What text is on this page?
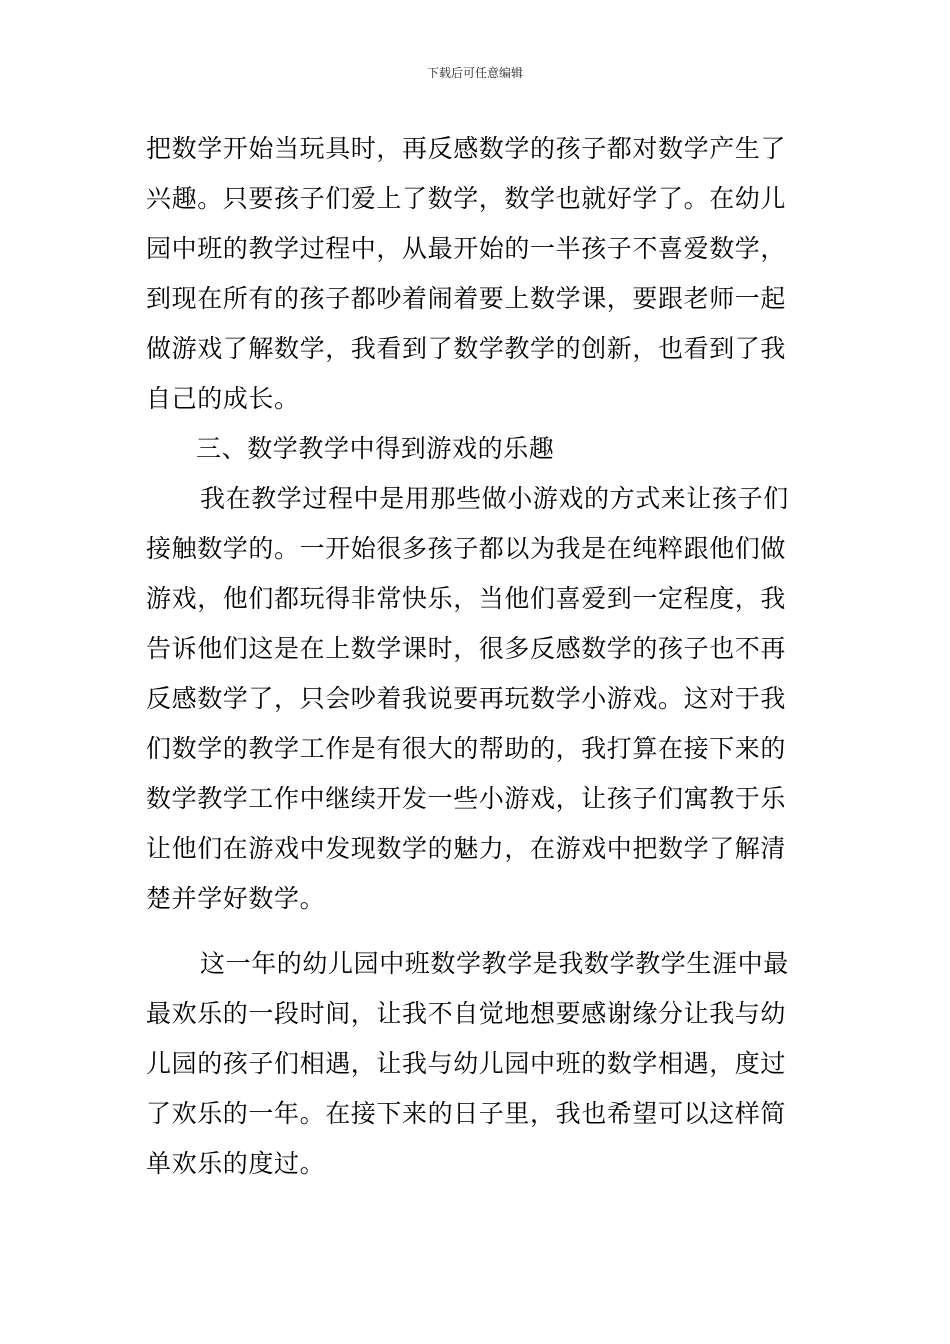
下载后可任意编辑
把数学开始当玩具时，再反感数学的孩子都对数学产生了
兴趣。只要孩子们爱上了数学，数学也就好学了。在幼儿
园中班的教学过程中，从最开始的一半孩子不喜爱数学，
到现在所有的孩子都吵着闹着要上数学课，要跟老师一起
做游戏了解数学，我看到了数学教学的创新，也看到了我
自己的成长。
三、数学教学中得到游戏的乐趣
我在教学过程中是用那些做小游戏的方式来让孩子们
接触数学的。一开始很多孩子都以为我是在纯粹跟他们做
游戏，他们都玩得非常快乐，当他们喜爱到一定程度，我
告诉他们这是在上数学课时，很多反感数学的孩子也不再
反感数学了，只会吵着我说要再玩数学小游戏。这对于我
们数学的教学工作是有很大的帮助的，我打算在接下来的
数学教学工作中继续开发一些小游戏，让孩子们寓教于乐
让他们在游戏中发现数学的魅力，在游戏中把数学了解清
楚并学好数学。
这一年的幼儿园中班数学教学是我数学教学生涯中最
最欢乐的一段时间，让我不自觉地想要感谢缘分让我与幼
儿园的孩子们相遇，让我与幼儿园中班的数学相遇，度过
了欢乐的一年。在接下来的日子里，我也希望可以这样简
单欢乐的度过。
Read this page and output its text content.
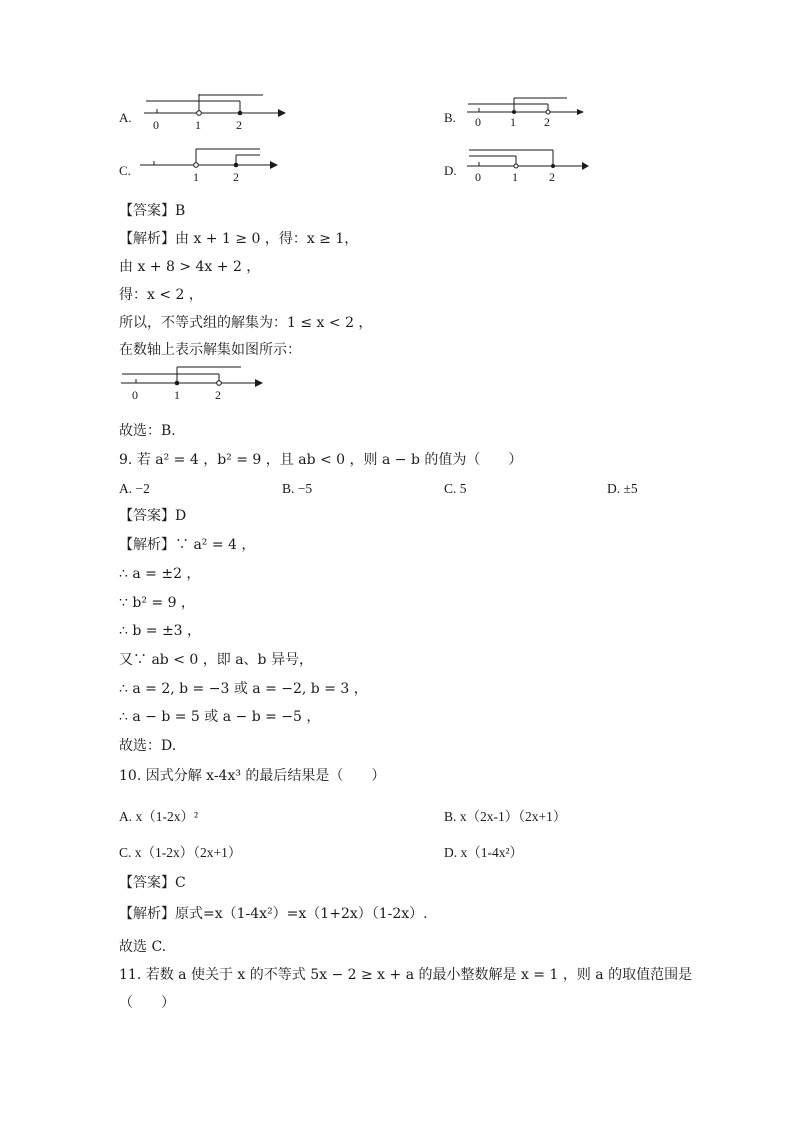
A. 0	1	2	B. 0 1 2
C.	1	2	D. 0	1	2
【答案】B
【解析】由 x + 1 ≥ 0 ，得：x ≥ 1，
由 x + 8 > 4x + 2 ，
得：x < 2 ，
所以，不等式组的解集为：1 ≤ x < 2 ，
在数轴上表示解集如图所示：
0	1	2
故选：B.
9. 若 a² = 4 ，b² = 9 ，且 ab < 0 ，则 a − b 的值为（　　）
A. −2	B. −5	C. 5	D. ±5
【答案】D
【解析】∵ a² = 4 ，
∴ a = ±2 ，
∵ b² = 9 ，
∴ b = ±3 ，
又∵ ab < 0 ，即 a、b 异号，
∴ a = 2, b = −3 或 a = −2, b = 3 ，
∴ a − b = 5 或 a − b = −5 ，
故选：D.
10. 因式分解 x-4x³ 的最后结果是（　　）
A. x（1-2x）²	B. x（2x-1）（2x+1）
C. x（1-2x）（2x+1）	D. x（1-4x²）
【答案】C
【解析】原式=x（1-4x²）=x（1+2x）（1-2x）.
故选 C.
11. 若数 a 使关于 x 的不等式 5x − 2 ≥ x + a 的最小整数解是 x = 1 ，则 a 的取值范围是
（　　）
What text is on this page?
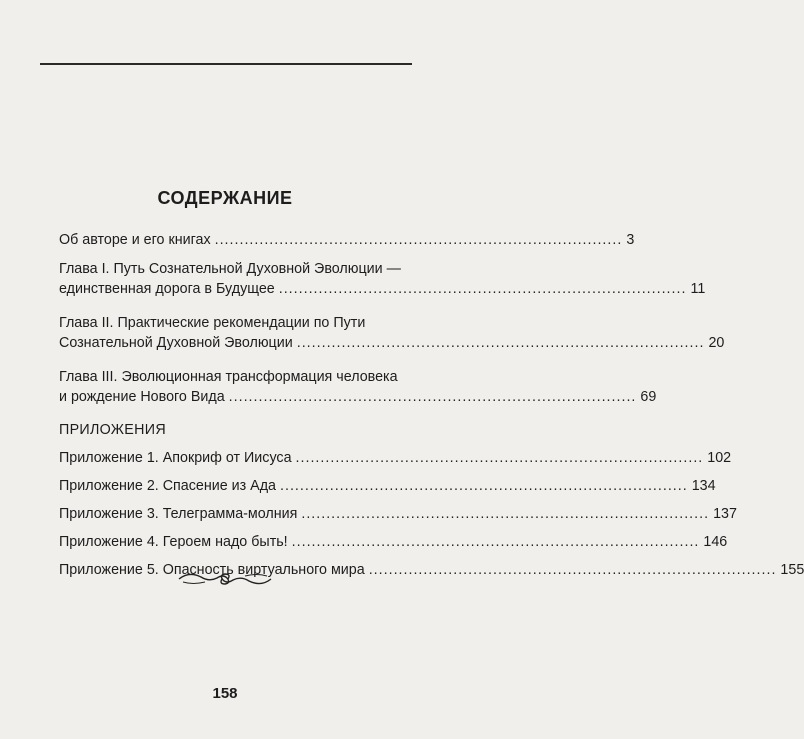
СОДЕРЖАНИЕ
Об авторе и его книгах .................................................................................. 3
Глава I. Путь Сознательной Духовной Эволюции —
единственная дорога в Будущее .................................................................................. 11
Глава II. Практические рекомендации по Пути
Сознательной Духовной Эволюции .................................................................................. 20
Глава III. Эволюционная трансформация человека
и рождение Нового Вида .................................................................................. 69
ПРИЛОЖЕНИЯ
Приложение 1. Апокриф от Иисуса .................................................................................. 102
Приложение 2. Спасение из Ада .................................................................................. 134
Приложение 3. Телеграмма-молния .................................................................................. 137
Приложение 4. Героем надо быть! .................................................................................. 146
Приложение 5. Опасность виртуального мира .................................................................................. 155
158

◇ ◇ ◇ ◇

PROBLEM DETAILS: Leave out all images, then reproduce the entries above exactly.

EXERCISE RESPONSE:
What text is on this page?
下载后可任意编辑
把数学开始当玩具时，再反感数学的孩子都对数学产生了
兴趣。只要孩子们爱上了数学，数学也就好学了。在幼儿
园中班的教学过程中，从最开始的一半孩子不喜爱数学，
到现在所有的孩子都吵着闹着要上数学课，要跟老师一起
做游戏了解数学，我看到了数学教学的创新，也看到了我
自己的成长。
三、数学教学中得到游戏的乐趣
我在教学过程中是用那些做小游戏的方式来让孩子们
接触数学的。一开始很多孩子都以为我是在纯粹跟他们做
游戏，他们都玩得非常快乐，当他们喜爱到一定程度，我
告诉他们这是在上数学课时，很多反感数学的孩子也不再
反感数学了，只会吵着我说要再玩数学小游戏。这对于我
们数学的教学工作是有很大的帮助的，我打算在接下来的
数学教学工作中继续开发一些小游戏，让孩子们寓教于乐
让他们在游戏中发现数学的魅力，在游戏中把数学了解清
楚并学好数学。
这一年的幼儿园中班数学教学是我数学教学生涯中最
最欢乐的一段时间，让我不自觉地想要感谢缘分让我与幼
儿园的孩子们相遇，让我与幼儿园中班的数学相遇，度过
了欢乐的一年。在接下来的日子里，我也希望可以这样简
单欢乐的度过。
Read this page and output its text content.
A. 0	1	2	B. 0 1 2
C.	1	2	D. 0	1	2
【答案】B
【解析】由 x + 1 ≥ 0 ，得：x ≥ 1，
由 x + 8 > 4x + 2 ，
得：x < 2 ，
所以，不等式组的解集为：1 ≤ x < 2 ，
在数轴上表示解集如图所示：
0	1	2
故选：B.
9. 若 a² = 4 ，b² = 9 ，且 ab < 0 ，则 a − b 的值为（　　）
A. −2	B. −5	C. 5	D. ±5
【答案】D
【解析】∵ a² = 4 ，
∴ a = ±2 ，
∵ b² = 9 ，
∴ b = ±3 ，
又∵ ab < 0 ，即 a、b 异号，
∴ a = 2, b = −3 或 a = −2, b = 3 ，
∴ a − b = 5 或 a − b = −5 ，
故选：D.
10. 因式分解 x-4x³ 的最后结果是（　　）
A. x（1-2x）²	B. x（2x-1）（2x+1）
C. x（1-2x）（2x+1）	D. x（1-4x²）
【答案】C
【解析】原式=x（1-4x²）=x（1+2x）（1-2x）.
故选 C.
11. 若数 a 使关于 x 的不等式 5x − 2 ≥ x + a 的最小整数解是 x = 1 ，则 a 的取值范围是
（　　）
What text is on this page?
СОДЕРЖАНИЕ
Об авторе и его книгах .................................................................................. 3
Глава I. Путь Сознательной Духовной Эволюции —
единственная дорога в Будущее .................................................................................. 11
Глава II. Практические рекомендации по Пути
Сознательной Духовной Эволюции .................................................................................. 20
Глава III. Эволюционная трансформация человека
и рождение Нового Вида .................................................................................. 69
ПРИЛОЖЕНИЯ
Приложение 1. Апокриф от Иисуса .................................................................................. 102
Приложение 2. Спасение из Ада .................................................................................. 134
Приложение 3. Телеграмма-молния .................................................................................. 137
Приложение 4. Героем надо быть! .................................................................................. 146
Приложение 5. Опасность виртуального мира .................................................................................. 155
158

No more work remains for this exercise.